Task objective
Extract every line that contains the word "title".

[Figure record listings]
** Start **
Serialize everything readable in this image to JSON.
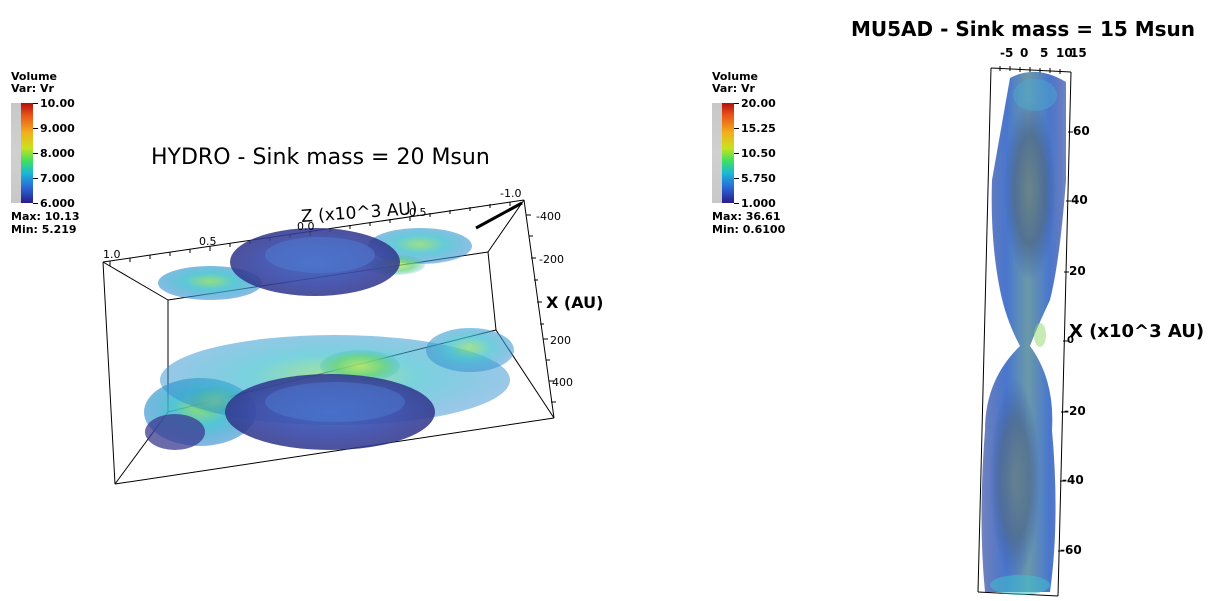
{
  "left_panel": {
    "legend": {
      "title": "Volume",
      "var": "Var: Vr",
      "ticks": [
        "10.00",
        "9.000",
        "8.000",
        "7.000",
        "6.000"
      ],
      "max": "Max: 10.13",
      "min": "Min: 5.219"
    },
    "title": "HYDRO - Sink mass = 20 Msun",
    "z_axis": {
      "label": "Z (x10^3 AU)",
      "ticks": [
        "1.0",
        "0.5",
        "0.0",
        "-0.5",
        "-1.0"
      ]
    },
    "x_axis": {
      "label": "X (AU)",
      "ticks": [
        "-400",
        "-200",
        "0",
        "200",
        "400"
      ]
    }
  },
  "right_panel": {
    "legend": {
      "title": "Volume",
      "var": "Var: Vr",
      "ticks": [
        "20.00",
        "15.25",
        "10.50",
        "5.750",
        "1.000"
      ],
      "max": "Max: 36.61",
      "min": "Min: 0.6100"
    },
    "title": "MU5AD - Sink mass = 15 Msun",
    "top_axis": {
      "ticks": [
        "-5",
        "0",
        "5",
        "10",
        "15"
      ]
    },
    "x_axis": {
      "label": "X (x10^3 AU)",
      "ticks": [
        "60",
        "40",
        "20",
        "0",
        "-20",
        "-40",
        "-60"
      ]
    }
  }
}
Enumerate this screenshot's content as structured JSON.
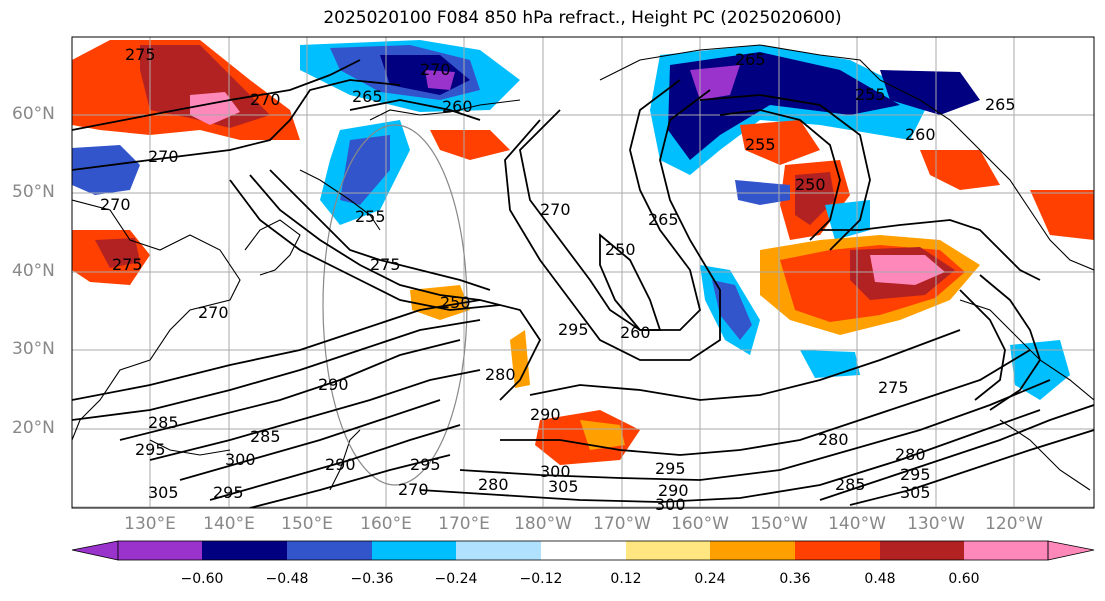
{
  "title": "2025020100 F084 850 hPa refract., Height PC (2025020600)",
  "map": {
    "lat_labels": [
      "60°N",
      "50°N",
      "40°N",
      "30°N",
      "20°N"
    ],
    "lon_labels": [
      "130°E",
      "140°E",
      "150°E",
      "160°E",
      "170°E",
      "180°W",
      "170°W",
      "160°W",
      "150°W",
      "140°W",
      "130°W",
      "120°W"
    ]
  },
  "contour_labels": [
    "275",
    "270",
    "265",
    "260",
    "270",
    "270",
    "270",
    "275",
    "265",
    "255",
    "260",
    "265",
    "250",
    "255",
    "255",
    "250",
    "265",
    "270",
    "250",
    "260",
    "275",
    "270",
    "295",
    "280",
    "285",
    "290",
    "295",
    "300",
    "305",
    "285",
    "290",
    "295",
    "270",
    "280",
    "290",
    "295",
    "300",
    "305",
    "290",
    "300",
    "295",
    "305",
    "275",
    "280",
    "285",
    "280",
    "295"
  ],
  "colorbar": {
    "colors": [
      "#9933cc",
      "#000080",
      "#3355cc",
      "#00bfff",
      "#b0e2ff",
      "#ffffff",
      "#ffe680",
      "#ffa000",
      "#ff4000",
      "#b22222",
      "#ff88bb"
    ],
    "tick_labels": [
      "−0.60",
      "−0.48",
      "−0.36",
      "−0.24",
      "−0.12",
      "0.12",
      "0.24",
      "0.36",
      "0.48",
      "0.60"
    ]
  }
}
** End **
Solution for this problem
      "title": "Volume",
    "title": "HYDRO - Sink mass = 20 Msun",
      "title": "Volume",
    "title": "MU5AD - Sink mass = 15 Msun",
  "title": "2025020100 F084 850 hPa refract., Height PC (2025020600)",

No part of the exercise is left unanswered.